* **Exercise directions**
Copy each line containing the word "الناقوس" from the records that follow, please.
##### Records for the task #####
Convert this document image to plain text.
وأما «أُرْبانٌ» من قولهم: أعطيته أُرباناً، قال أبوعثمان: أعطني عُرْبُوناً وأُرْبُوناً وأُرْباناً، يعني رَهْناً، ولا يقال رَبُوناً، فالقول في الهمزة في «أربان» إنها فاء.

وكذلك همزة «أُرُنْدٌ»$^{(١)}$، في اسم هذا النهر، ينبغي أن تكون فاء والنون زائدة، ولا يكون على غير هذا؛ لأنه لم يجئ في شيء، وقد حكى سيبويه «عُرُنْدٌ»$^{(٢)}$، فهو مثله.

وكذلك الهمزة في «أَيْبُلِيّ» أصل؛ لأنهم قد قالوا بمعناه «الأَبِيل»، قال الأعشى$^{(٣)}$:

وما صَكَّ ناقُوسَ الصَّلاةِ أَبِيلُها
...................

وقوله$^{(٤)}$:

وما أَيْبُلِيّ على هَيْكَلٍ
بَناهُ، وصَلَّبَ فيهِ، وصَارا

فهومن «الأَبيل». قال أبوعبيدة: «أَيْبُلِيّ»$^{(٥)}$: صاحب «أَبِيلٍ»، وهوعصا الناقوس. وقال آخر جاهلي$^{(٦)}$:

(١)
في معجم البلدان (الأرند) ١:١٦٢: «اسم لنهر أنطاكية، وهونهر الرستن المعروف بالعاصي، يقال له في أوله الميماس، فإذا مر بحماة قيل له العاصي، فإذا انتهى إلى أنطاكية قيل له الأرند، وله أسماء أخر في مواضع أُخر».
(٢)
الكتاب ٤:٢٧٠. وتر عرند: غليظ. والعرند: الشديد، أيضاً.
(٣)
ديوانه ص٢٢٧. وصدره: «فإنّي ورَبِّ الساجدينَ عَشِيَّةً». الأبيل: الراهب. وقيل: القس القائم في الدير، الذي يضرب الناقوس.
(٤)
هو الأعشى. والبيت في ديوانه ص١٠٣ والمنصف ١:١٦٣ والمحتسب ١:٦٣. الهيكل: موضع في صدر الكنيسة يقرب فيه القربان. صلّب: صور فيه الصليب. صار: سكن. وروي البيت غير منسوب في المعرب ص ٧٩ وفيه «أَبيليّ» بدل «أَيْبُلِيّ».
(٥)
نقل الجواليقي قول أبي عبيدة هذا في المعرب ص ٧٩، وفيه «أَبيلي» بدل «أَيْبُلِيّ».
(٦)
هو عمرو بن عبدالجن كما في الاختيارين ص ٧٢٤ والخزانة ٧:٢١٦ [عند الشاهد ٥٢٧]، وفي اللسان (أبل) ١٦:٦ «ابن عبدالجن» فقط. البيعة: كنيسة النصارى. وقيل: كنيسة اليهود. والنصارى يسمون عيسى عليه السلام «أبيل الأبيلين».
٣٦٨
#####
##### Records for the task #####
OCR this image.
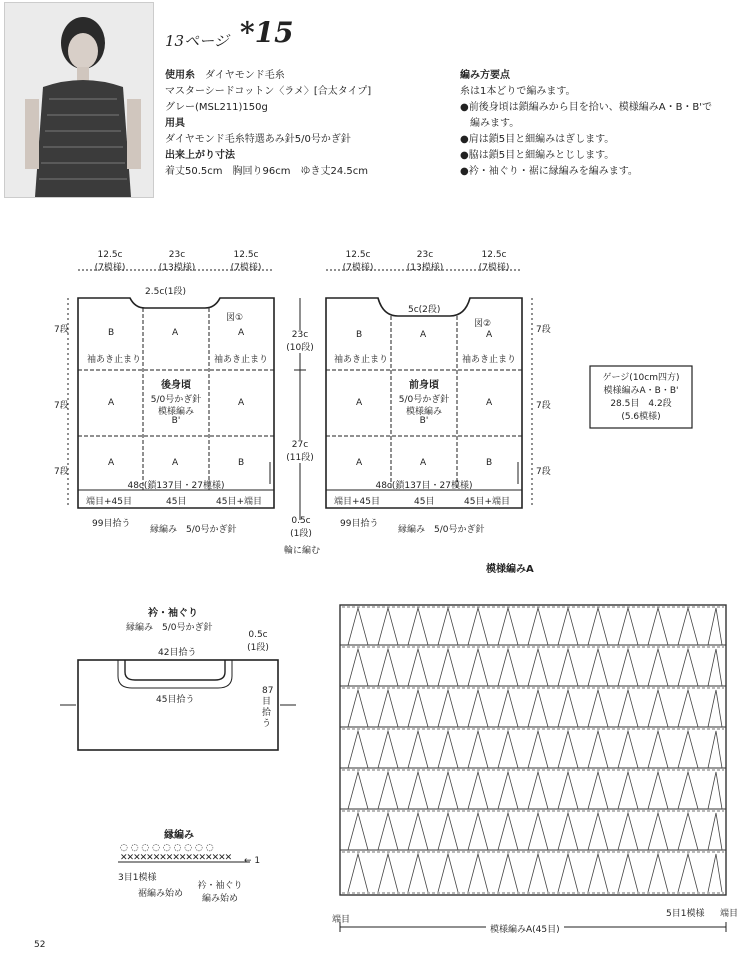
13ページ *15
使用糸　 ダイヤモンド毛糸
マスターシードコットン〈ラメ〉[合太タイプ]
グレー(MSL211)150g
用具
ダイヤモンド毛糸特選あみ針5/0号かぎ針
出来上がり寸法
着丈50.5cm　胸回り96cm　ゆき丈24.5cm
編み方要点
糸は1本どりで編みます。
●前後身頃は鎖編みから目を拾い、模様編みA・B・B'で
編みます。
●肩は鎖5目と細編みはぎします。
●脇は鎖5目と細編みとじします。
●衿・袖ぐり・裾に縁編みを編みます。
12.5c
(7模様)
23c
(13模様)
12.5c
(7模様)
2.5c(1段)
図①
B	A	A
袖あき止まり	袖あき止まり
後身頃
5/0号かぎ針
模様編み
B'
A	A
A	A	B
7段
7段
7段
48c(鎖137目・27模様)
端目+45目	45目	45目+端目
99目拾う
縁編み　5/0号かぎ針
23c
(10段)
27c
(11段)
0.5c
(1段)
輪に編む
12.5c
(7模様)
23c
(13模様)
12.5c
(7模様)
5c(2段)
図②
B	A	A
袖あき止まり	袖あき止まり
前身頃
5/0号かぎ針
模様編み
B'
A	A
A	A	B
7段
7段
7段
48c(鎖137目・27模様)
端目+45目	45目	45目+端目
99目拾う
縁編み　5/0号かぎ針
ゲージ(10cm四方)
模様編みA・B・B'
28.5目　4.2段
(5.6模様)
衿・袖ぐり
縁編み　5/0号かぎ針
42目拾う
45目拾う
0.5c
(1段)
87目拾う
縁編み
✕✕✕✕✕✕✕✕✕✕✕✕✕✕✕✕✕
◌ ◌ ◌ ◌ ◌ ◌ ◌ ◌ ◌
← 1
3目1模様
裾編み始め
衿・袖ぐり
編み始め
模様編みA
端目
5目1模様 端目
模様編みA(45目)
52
#####
##### Records for the task #####
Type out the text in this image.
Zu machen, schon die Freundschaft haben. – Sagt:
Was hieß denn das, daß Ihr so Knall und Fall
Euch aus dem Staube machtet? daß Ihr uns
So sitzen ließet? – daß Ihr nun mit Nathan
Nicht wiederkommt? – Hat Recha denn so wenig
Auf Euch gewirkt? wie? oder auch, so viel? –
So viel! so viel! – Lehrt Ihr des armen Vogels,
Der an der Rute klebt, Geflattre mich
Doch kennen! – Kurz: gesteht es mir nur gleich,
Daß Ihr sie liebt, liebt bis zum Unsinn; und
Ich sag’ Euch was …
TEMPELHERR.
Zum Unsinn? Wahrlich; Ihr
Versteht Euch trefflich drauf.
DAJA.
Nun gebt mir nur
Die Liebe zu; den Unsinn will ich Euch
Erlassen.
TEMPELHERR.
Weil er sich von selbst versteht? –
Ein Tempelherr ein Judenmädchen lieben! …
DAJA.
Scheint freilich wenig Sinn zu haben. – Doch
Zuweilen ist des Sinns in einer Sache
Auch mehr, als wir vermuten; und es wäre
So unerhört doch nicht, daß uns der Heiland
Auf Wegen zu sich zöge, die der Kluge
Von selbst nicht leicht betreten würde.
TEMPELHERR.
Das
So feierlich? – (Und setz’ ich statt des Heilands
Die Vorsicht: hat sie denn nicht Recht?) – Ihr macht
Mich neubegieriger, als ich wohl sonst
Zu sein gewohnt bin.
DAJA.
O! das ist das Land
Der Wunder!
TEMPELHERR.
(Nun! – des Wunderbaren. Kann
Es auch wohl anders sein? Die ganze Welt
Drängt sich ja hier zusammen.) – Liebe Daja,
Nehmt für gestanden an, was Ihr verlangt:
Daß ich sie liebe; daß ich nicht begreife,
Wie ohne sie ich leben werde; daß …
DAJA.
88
#####
* **Response to the exercise**
فهومن «الأَبيل». قال أبوعبيدة: «أَيْبُلِيّ»$^{(٥)}$: صاحب «أَبِيلٍ»، وهوعصا الناقوس. وقال آخر جاهلي$^{(٦)}$:
ديوانه ص٢٢٧. وصدره: «فإنّي ورَبِّ الساجدينَ عَشِيَّةً». الأبيل: الراهب. وقيل: القس القائم في الدير، الذي يضرب الناقوس.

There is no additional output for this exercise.